▶ WHAT YOU HAVE TO DO
Your task is to copy every line of the records below that contains "Signed".

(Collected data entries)
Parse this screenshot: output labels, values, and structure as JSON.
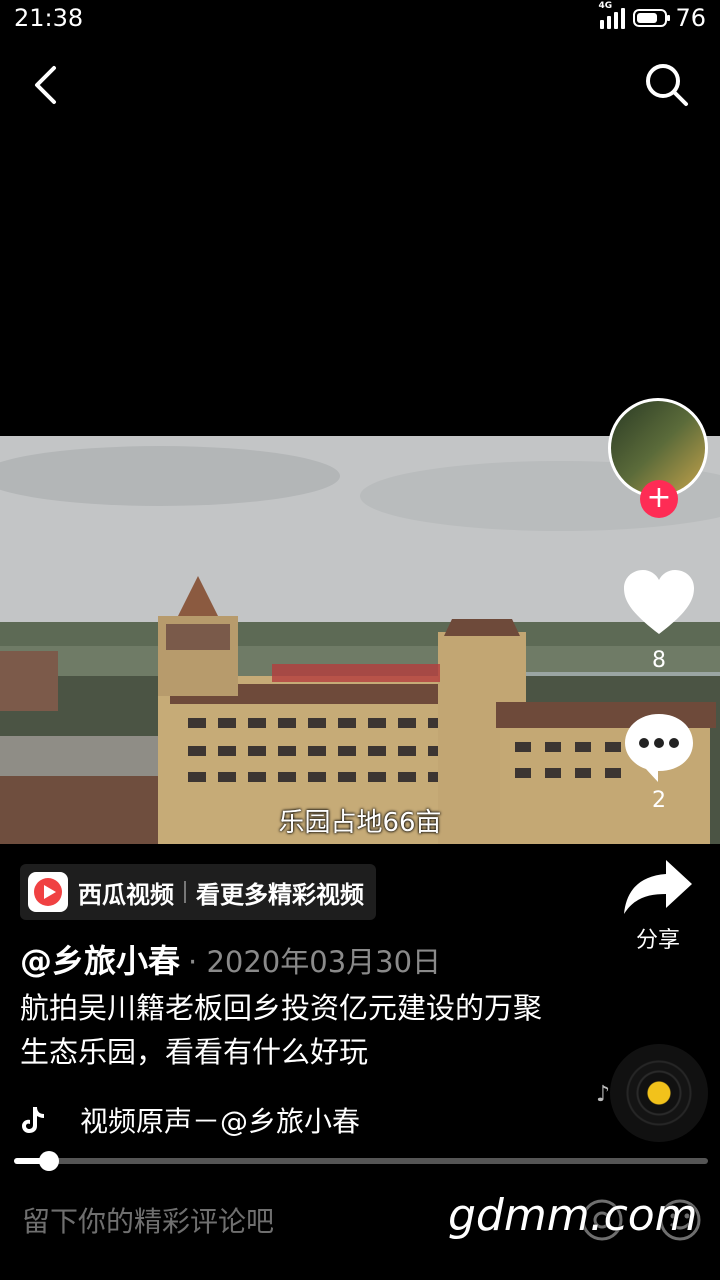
{
  "status_bar": {
    "time": "21:38",
    "network": "4G",
    "battery": "76",
    "battery_level": 0.76
  },
  "nav": {
    "back_icon": "chevron-left-icon",
    "search_icon": "search-icon"
  },
  "video": {
    "subtitle": "乐园占地66亩",
    "progress": 0.05
  },
  "side_rail": {
    "like_count": "8",
    "comment_count": "2",
    "share_label": "分享",
    "follow_icon": "+"
  },
  "xigua_banner": {
    "brand": "西瓜视频",
    "cta": "看更多精彩视频"
  },
  "post": {
    "author": "@乡旅小春",
    "date": "· 2020年03月30日",
    "caption": "航拍吴川籍老板回乡投资亿元建设的万聚生态乐园，看看有什么好玩"
  },
  "music": {
    "label": "视频原声－@乡旅小春"
  },
  "comment_bar": {
    "placeholder": "留下你的精彩评论吧"
  },
  "watermark": "gdmm.com",
  "colors": {
    "accent": "#fe2c55",
    "disc_center": "#f2c21b"
  }
}
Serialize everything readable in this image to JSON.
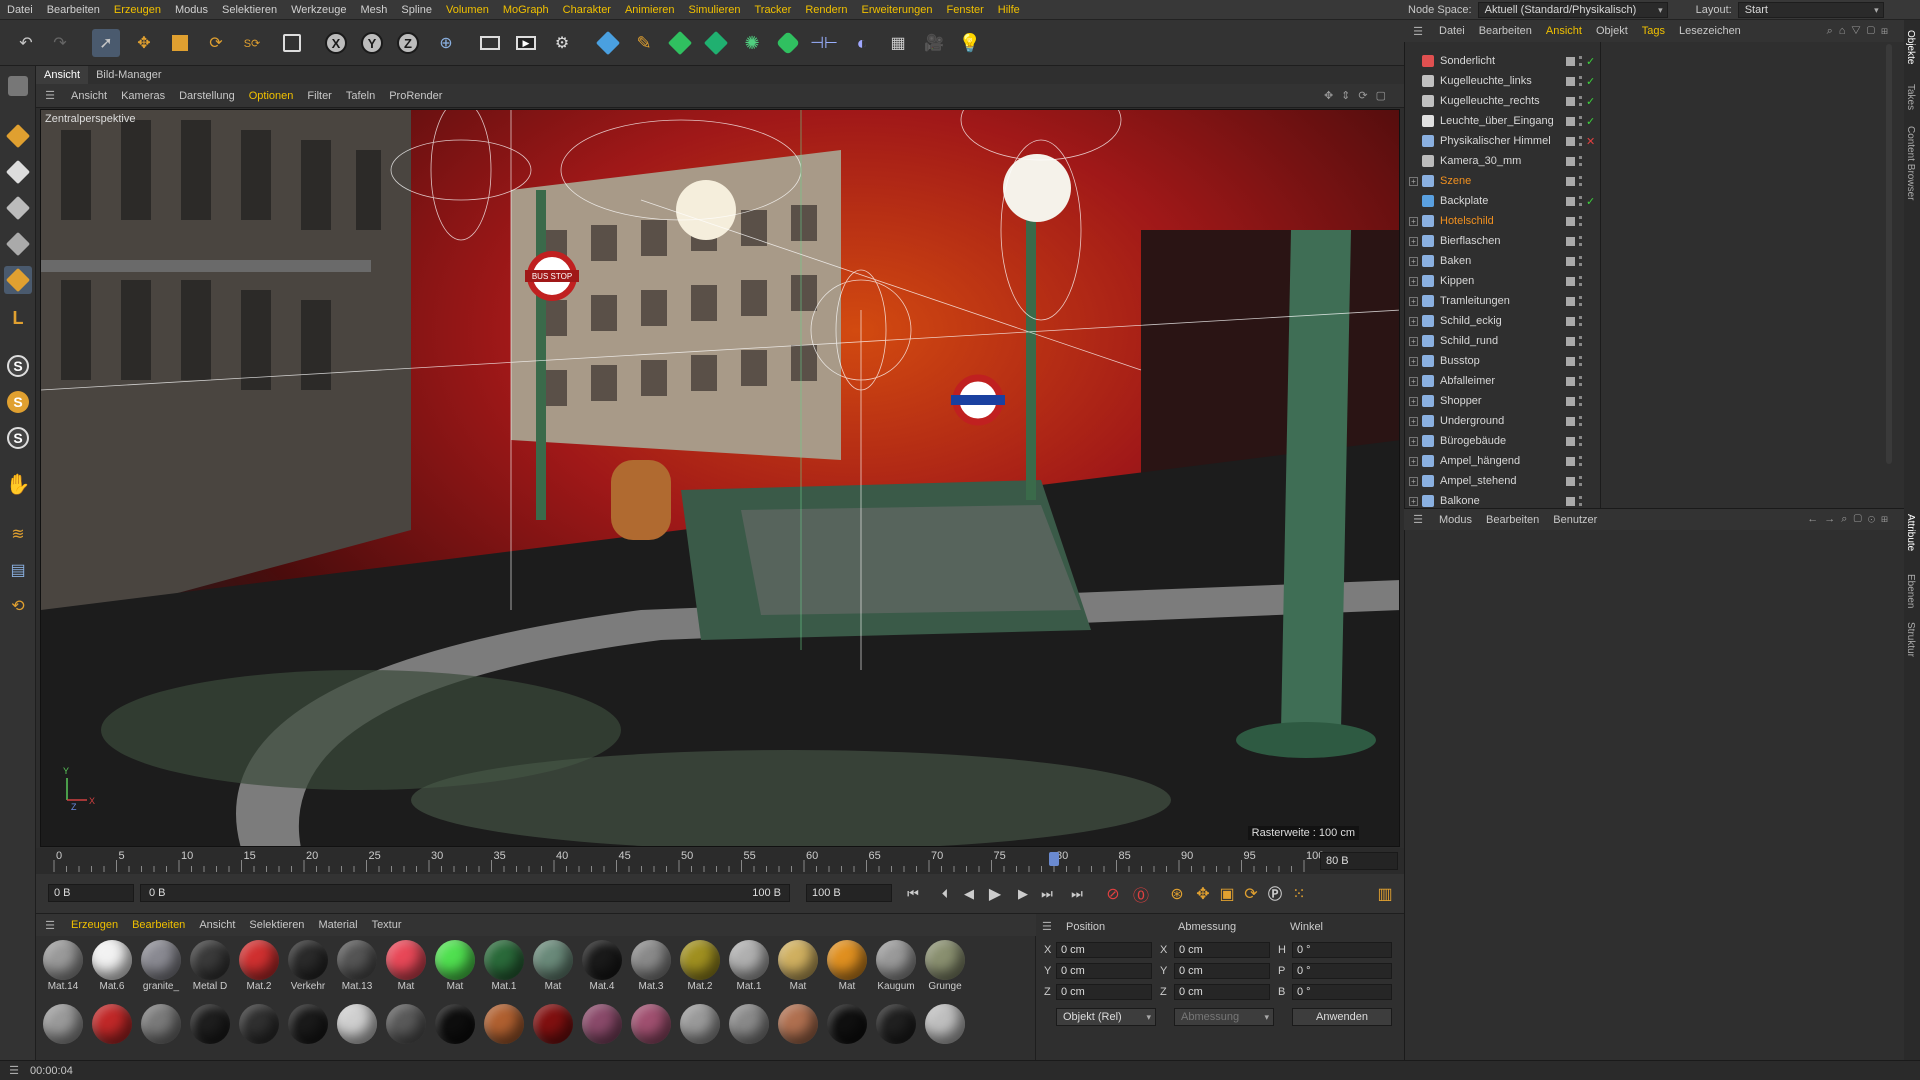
{
  "menubar": {
    "items": [
      "Datei",
      "Bearbeiten",
      "Erzeugen",
      "Modus",
      "Selektieren",
      "Werkzeuge",
      "Mesh",
      "Spline",
      "Volumen",
      "MoGraph",
      "Charakter",
      "Animieren",
      "Simulieren",
      "Tracker",
      "Rendern",
      "Erweiterungen",
      "Fenster",
      "Hilfe"
    ],
    "nodespace_label": "Node Space:",
    "nodespace_value": "Aktuell (Standard/Physikalisch)",
    "layout_label": "Layout:",
    "layout_value": "Start"
  },
  "viewport": {
    "tabs": [
      "Ansicht",
      "Bild-Manager"
    ],
    "menu": [
      "Ansicht",
      "Kameras",
      "Darstellung",
      "Optionen",
      "Filter",
      "Tafeln",
      "ProRender"
    ],
    "camera_label": "Zentralperspektive",
    "grid_label": "Rasterweite : 100 cm",
    "sign_label": "BUS STOP"
  },
  "timeline": {
    "ticks": [
      "0",
      "5",
      "10",
      "15",
      "20",
      "25",
      "30",
      "35",
      "40",
      "45",
      "50",
      "55",
      "60",
      "65",
      "70",
      "75",
      "80",
      "85",
      "90",
      "95",
      "100"
    ],
    "current_frame_field": "80 B",
    "current_frame": 80,
    "start_field": "0 B",
    "range_start": "0 B",
    "range_end": "100 B",
    "end_field": "100 B"
  },
  "materials": {
    "menu": [
      "Erzeugen",
      "Bearbeiten",
      "Ansicht",
      "Selektieren",
      "Material",
      "Textur"
    ],
    "row1": [
      {
        "name": "Mat.14",
        "color": "#9a9a9a"
      },
      {
        "name": "Mat.6",
        "color": "#f2f2f2"
      },
      {
        "name": "granite_",
        "color": "#8a8a92"
      },
      {
        "name": "Metal D",
        "color": "#3a3a3a"
      },
      {
        "name": "Mat.2",
        "color": "#d03030"
      },
      {
        "name": "Verkehr",
        "color": "#2a2a2a"
      },
      {
        "name": "Mat.13",
        "color": "#555555"
      },
      {
        "name": "Mat",
        "color": "#e84858"
      },
      {
        "name": "Mat",
        "color": "#50e050"
      },
      {
        "name": "Mat.1",
        "color": "#2a6a3a"
      },
      {
        "name": "Mat",
        "color": "#6a8a7a"
      },
      {
        "name": "Mat.4",
        "color": "#1a1a1a"
      },
      {
        "name": "Mat.3",
        "color": "#8a8a8a"
      },
      {
        "name": "Mat.2",
        "color": "#a09020"
      },
      {
        "name": "Mat.1",
        "color": "#b0b0b0"
      },
      {
        "name": "Mat",
        "color": "#d0b060"
      },
      {
        "name": "Mat",
        "color": "#e09020"
      },
      {
        "name": "Kaugum",
        "color": "#9a9a9a"
      },
      {
        "name": "Grunge",
        "color": "#8a9070"
      }
    ],
    "row2": [
      {
        "color": "#9a9a9a"
      },
      {
        "color": "#c02828"
      },
      {
        "color": "#7a7a7a"
      },
      {
        "color": "#1e1e1e"
      },
      {
        "color": "#303030"
      },
      {
        "color": "#1a1a1a"
      },
      {
        "color": "#cfcfcf"
      },
      {
        "color": "#5a5a5a"
      },
      {
        "color": "#0e0e0e"
      },
      {
        "color": "#b06030"
      },
      {
        "color": "#801010"
      },
      {
        "color": "#8a4a6a"
      },
      {
        "color": "#a05070"
      },
      {
        "color": "#9a9a9a"
      },
      {
        "color": "#8a8a8a"
      },
      {
        "color": "#b07050"
      },
      {
        "color": "#101010"
      },
      {
        "color": "#202020"
      },
      {
        "color": "#bfbfbf"
      }
    ]
  },
  "coords": {
    "headers": [
      "Position",
      "Abmessung",
      "Winkel"
    ],
    "rows": [
      {
        "axis": "X",
        "pos": "0 cm",
        "axis2": "X",
        "size": "0 cm",
        "axis3": "H",
        "angle": "0 °"
      },
      {
        "axis": "Y",
        "pos": "0 cm",
        "axis2": "Y",
        "size": "0 cm",
        "axis3": "P",
        "angle": "0 °"
      },
      {
        "axis": "Z",
        "pos": "0 cm",
        "axis2": "Z",
        "size": "0 cm",
        "axis3": "B",
        "angle": "0 °"
      }
    ],
    "mode_value": "Objekt (Rel)",
    "size_mode_value": "Abmessung",
    "apply_label": "Anwenden"
  },
  "objects": {
    "menu": [
      "Datei",
      "Bearbeiten",
      "Ansicht",
      "Objekt",
      "Tags",
      "Lesezeichen"
    ],
    "items": [
      {
        "name": "Sonderlicht",
        "icon": "light-icon",
        "icon_color": "#e05050",
        "expand": false,
        "state": "check"
      },
      {
        "name": "Kugelleuchte_links",
        "icon": "light-icon",
        "icon_color": "#c0c0c0",
        "expand": false,
        "state": "check"
      },
      {
        "name": "Kugelleuchte_rechts",
        "icon": "light-icon",
        "icon_color": "#c0c0c0",
        "expand": false,
        "state": "check"
      },
      {
        "name": "Leuchte_über_Eingang",
        "icon": "area-light-icon",
        "icon_color": "#e0e0e0",
        "expand": false,
        "state": "check"
      },
      {
        "name": "Physikalischer Himmel",
        "icon": "sky-icon",
        "icon_color": "#8ab0e0",
        "expand": false,
        "state": "x"
      },
      {
        "name": "Kamera_30_mm",
        "icon": "camera-icon",
        "icon_color": "#bbbbbb",
        "expand": false,
        "state": "none"
      },
      {
        "name": "Szene",
        "icon": "null-icon",
        "icon_color": "#8ab0e0",
        "expand": true,
        "state": "none",
        "orange": true
      },
      {
        "name": "Backplate",
        "icon": "plane-icon",
        "icon_color": "#5aa0e0",
        "expand": false,
        "state": "check"
      },
      {
        "name": "Hotelschild",
        "icon": "object-icon",
        "icon_color": "#8ab0e0",
        "expand": true,
        "state": "none",
        "orange": true
      },
      {
        "name": "Bierflaschen",
        "icon": "object-icon",
        "icon_color": "#8ab0e0",
        "expand": true,
        "state": "none"
      },
      {
        "name": "Baken",
        "icon": "object-icon",
        "icon_color": "#8ab0e0",
        "expand": true,
        "state": "none"
      },
      {
        "name": "Kippen",
        "icon": "object-icon",
        "icon_color": "#8ab0e0",
        "expand": true,
        "state": "none"
      },
      {
        "name": "Tramleitungen",
        "icon": "object-icon",
        "icon_color": "#8ab0e0",
        "expand": true,
        "state": "none"
      },
      {
        "name": "Schild_eckig",
        "icon": "object-icon",
        "icon_color": "#8ab0e0",
        "expand": true,
        "state": "none"
      },
      {
        "name": "Schild_rund",
        "icon": "object-icon",
        "icon_color": "#8ab0e0",
        "expand": true,
        "state": "none"
      },
      {
        "name": "Busstop",
        "icon": "object-icon",
        "icon_color": "#8ab0e0",
        "expand": true,
        "state": "none"
      },
      {
        "name": "Abfalleimer",
        "icon": "object-icon",
        "icon_color": "#8ab0e0",
        "expand": true,
        "state": "none"
      },
      {
        "name": "Shopper",
        "icon": "object-icon",
        "icon_color": "#8ab0e0",
        "expand": true,
        "state": "none"
      },
      {
        "name": "Underground",
        "icon": "object-icon",
        "icon_color": "#8ab0e0",
        "expand": true,
        "state": "none"
      },
      {
        "name": "Bürogebäude",
        "icon": "object-icon",
        "icon_color": "#8ab0e0",
        "expand": true,
        "state": "none"
      },
      {
        "name": "Ampel_hängend",
        "icon": "object-icon",
        "icon_color": "#8ab0e0",
        "expand": true,
        "state": "none"
      },
      {
        "name": "Ampel_stehend",
        "icon": "object-icon",
        "icon_color": "#8ab0e0",
        "expand": true,
        "state": "none"
      },
      {
        "name": "Balkone",
        "icon": "object-icon",
        "icon_color": "#8ab0e0",
        "expand": true,
        "state": "none"
      }
    ]
  },
  "attributes": {
    "menu": [
      "Modus",
      "Bearbeiten",
      "Benutzer"
    ]
  },
  "vtabs": [
    "Objekte",
    "Takes",
    "Content Browser",
    "Attribute",
    "Ebenen",
    "Struktur"
  ],
  "status": {
    "time": "00:00:04"
  },
  "colors": {
    "accent": "#f0c000",
    "orange": "#f09020",
    "check": "#3cd23c",
    "panel": "#2f2f2f"
  }
}
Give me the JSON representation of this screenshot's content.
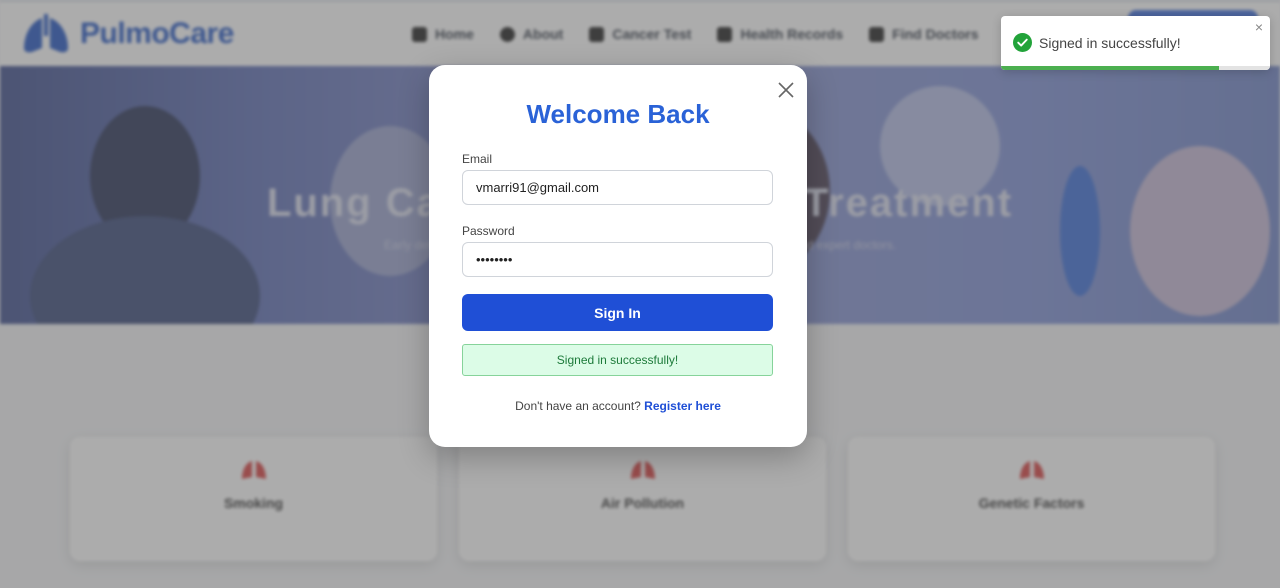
{
  "navbar": {
    "brand": "PulmoCare",
    "links": [
      {
        "label": "Home",
        "icon": "home-icon"
      },
      {
        "label": "About",
        "icon": "info-icon"
      },
      {
        "label": "Cancer Test",
        "icon": "syringe-icon"
      },
      {
        "label": "Health Records",
        "icon": "file-icon"
      },
      {
        "label": "Find Doctors",
        "icon": "user-doctor-icon"
      }
    ]
  },
  "hero": {
    "title": "Lung Cancer Detection & Treatment",
    "subtitle": "Early detection saves lives. Take advantage of our advanced screening tools and expert doctors."
  },
  "cards": [
    {
      "label": "Smoking"
    },
    {
      "label": "Air Pollution"
    },
    {
      "label": "Genetic Factors"
    }
  ],
  "modal": {
    "title": "Welcome Back",
    "email_label": "Email",
    "email_value": "vmarri91@gmail.com",
    "password_label": "Password",
    "password_value": "password",
    "signin_label": "Sign In",
    "success_message": "Signed in successfully!",
    "register_prompt": "Don't have an account?",
    "register_link": "Register here"
  },
  "toast": {
    "message": "Signed in successfully!",
    "close_symbol": "×",
    "progress": 0.81
  },
  "colors": {
    "brand": "#2457c5",
    "primary_button": "#1f4fd6",
    "success_bg": "#dcfce7",
    "success_text": "#1d7a3a",
    "toast_check": "#22a33a"
  }
}
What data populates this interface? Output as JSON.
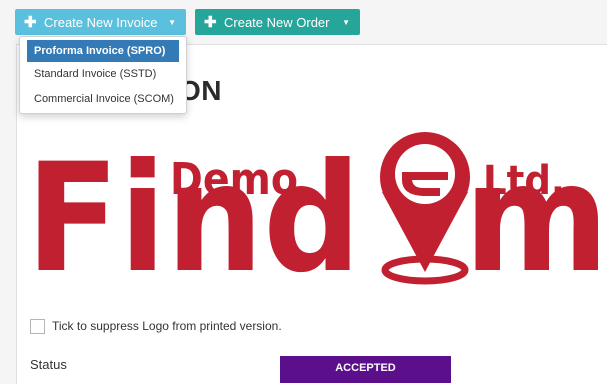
{
  "toolbar": {
    "create_invoice_label": "Create New Invoice",
    "create_order_label": "Create New Order",
    "plus_icon": "plus-icon",
    "caret_icon": "caret-down-icon"
  },
  "invoice_menu": {
    "items": [
      {
        "label": "Proforma Invoice (SPRO)",
        "active": true
      },
      {
        "label": "Standard Invoice (SSTD)",
        "active": false
      },
      {
        "label": "Commercial Invoice (SCOM)",
        "active": false
      }
    ]
  },
  "page": {
    "heading_visible": "ON"
  },
  "logo": {
    "word_main": "Find",
    "word_end": "m",
    "word_demo": "Demo",
    "word_ltd": "Ltd.",
    "color": "#c0202f"
  },
  "logo_option": {
    "label": "Tick to suppress Logo from printed version.",
    "checked": false
  },
  "status": {
    "label": "Status",
    "value": "ACCEPTED",
    "color": "#5c0f8b"
  },
  "colors": {
    "invoice_button": "#5bc0de",
    "order_button": "#26a69a",
    "menu_active": "#337ab7"
  }
}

▶ SOLUTION
    "success_message": "Signed in successfully!",
    "message": "Signed in successfully!",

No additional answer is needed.